##### LISTED RECORDS #####
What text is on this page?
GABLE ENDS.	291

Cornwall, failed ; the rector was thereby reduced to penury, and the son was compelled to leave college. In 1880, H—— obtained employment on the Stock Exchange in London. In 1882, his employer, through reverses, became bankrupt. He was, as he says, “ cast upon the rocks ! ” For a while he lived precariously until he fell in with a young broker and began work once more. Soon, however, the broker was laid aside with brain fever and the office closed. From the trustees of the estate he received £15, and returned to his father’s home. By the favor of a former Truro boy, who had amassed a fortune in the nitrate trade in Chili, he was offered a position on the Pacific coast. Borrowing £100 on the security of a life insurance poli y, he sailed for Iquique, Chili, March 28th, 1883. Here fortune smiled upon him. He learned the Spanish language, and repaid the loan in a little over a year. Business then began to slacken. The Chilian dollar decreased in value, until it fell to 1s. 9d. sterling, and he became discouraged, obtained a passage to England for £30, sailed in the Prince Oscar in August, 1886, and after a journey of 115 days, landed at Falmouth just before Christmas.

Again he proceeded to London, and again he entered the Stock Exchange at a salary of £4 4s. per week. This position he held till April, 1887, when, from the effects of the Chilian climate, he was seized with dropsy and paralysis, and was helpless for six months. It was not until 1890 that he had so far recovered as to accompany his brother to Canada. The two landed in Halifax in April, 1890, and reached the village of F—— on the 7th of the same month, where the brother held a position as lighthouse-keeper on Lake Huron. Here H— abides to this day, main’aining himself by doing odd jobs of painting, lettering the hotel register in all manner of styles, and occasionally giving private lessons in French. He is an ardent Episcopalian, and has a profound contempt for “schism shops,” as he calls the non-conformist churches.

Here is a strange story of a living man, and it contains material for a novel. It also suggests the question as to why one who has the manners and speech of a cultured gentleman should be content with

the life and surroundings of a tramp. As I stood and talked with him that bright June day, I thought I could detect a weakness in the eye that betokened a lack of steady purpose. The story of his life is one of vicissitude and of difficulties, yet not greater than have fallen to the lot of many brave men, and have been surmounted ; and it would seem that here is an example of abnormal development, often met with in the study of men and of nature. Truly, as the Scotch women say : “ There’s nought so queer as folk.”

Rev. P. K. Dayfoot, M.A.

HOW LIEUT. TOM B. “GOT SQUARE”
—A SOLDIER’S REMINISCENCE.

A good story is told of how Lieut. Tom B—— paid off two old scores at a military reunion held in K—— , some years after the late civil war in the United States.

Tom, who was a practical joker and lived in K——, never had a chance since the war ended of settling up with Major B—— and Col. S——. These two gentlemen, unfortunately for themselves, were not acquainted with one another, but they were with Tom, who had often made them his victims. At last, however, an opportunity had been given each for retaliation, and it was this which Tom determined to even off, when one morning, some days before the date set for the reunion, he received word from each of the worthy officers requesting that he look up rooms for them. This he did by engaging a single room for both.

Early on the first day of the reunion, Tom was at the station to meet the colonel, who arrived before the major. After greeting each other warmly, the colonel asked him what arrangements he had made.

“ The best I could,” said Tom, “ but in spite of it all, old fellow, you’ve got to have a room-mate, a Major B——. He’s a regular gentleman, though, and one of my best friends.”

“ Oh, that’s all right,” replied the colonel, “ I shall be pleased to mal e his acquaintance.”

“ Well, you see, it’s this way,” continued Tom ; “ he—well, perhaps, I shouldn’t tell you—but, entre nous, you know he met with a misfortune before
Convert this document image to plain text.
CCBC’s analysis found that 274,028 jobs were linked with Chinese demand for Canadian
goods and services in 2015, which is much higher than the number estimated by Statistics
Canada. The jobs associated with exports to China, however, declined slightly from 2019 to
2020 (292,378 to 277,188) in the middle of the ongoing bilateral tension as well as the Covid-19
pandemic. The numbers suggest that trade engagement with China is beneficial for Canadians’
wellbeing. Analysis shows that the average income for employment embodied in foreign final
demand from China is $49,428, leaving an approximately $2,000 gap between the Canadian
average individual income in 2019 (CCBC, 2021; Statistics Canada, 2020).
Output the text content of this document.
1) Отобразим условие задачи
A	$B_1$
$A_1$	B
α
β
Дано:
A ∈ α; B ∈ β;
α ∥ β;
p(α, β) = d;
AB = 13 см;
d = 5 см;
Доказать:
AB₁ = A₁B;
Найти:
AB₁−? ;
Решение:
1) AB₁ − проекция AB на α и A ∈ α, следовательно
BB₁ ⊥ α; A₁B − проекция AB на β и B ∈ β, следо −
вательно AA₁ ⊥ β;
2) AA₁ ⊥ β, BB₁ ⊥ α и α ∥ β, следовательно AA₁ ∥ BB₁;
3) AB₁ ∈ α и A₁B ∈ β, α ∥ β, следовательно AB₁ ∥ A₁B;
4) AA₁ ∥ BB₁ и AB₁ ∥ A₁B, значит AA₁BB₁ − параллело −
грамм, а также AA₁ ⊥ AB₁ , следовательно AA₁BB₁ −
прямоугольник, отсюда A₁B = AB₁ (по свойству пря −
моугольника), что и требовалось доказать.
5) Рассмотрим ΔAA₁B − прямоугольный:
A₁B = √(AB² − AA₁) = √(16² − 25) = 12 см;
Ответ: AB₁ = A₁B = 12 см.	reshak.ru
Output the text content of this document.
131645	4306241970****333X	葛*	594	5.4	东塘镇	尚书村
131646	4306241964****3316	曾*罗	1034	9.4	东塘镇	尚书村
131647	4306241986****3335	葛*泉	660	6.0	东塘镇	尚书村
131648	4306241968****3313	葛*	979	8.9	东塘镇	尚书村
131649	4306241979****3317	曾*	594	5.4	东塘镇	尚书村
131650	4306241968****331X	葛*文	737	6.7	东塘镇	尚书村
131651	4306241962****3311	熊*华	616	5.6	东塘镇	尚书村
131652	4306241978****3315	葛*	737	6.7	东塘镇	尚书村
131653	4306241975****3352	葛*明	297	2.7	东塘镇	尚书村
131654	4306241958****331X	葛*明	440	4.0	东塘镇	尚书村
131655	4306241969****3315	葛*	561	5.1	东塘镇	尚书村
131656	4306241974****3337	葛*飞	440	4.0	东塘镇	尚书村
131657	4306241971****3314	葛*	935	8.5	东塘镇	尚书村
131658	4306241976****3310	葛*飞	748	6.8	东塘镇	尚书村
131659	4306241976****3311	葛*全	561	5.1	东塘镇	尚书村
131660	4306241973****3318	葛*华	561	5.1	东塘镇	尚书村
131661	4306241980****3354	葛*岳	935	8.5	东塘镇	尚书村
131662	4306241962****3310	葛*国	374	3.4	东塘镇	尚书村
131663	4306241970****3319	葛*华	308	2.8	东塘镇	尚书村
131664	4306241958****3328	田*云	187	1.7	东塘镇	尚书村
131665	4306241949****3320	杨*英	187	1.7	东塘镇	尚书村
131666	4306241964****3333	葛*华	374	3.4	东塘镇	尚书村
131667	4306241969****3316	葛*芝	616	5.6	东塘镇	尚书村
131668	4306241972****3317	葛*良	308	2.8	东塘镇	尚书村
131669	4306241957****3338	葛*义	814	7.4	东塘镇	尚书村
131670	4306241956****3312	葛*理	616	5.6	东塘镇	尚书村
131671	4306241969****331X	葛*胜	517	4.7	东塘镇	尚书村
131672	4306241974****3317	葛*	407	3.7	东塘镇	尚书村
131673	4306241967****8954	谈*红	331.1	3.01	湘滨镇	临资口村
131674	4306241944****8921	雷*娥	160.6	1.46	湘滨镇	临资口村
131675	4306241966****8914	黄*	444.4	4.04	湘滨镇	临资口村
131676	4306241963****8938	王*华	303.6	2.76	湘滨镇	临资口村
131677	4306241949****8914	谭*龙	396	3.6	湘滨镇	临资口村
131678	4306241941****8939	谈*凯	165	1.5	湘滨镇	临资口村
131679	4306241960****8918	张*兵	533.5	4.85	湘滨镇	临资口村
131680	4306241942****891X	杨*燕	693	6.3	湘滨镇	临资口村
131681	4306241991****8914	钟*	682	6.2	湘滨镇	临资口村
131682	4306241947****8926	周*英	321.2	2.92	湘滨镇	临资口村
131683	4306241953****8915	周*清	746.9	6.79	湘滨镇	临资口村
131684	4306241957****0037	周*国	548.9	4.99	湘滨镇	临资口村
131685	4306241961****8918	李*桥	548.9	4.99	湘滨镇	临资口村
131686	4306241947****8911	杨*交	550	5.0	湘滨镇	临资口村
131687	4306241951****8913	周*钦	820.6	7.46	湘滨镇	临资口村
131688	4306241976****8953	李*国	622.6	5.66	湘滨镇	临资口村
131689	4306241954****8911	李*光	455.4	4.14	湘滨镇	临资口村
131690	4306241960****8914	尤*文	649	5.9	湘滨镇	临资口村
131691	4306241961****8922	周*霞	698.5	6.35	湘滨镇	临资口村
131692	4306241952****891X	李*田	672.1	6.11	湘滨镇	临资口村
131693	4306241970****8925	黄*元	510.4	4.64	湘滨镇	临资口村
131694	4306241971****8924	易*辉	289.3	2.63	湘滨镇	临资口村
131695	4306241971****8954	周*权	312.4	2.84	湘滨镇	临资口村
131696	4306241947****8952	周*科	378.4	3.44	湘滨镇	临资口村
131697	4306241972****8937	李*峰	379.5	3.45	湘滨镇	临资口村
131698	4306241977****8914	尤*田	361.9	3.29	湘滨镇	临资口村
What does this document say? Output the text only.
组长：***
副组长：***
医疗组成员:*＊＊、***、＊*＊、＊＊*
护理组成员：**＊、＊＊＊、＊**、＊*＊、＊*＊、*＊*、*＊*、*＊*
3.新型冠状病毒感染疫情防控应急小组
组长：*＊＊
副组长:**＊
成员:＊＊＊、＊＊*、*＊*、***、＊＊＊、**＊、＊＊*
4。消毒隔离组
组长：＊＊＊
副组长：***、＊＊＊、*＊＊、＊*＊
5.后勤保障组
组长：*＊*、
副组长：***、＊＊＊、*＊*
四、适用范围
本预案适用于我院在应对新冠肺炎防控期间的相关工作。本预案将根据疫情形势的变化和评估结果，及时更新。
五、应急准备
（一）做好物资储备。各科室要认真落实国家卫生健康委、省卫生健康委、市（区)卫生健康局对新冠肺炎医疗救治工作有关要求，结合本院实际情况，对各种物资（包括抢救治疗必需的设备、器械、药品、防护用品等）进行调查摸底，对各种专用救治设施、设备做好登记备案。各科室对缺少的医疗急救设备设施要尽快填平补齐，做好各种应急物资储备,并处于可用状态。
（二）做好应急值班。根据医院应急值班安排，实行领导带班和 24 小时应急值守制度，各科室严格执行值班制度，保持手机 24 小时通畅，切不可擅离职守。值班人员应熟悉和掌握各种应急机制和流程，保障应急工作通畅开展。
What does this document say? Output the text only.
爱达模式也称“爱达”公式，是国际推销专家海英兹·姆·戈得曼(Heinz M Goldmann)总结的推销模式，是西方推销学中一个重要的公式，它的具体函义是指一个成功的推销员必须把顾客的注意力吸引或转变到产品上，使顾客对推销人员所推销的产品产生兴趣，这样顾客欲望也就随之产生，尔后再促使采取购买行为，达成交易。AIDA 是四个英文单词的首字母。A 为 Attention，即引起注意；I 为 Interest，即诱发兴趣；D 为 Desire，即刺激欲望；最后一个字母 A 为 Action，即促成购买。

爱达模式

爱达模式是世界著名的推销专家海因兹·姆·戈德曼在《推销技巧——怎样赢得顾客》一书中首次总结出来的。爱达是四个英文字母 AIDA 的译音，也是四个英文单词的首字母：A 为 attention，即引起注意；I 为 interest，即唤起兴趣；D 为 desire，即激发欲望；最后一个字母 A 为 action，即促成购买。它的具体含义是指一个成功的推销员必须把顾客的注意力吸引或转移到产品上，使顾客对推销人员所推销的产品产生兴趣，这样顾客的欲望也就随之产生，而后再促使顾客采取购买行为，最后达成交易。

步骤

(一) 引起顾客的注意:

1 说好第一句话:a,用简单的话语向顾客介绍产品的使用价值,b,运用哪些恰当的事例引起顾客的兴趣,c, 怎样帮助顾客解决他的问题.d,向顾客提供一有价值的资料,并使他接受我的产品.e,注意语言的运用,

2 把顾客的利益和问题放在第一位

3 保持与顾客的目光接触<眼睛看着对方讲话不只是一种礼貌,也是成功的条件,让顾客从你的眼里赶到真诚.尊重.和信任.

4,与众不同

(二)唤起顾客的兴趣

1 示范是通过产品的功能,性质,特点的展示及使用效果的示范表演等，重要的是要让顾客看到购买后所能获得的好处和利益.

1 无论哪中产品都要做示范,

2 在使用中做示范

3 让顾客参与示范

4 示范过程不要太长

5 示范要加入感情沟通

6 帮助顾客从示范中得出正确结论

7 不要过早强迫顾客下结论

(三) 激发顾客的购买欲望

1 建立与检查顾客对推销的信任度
#####
INSTRUCTIONS TO FOLLOW
In the entries above, count every line containing the word "this". Write only the total.

EXERCISE RESULT
9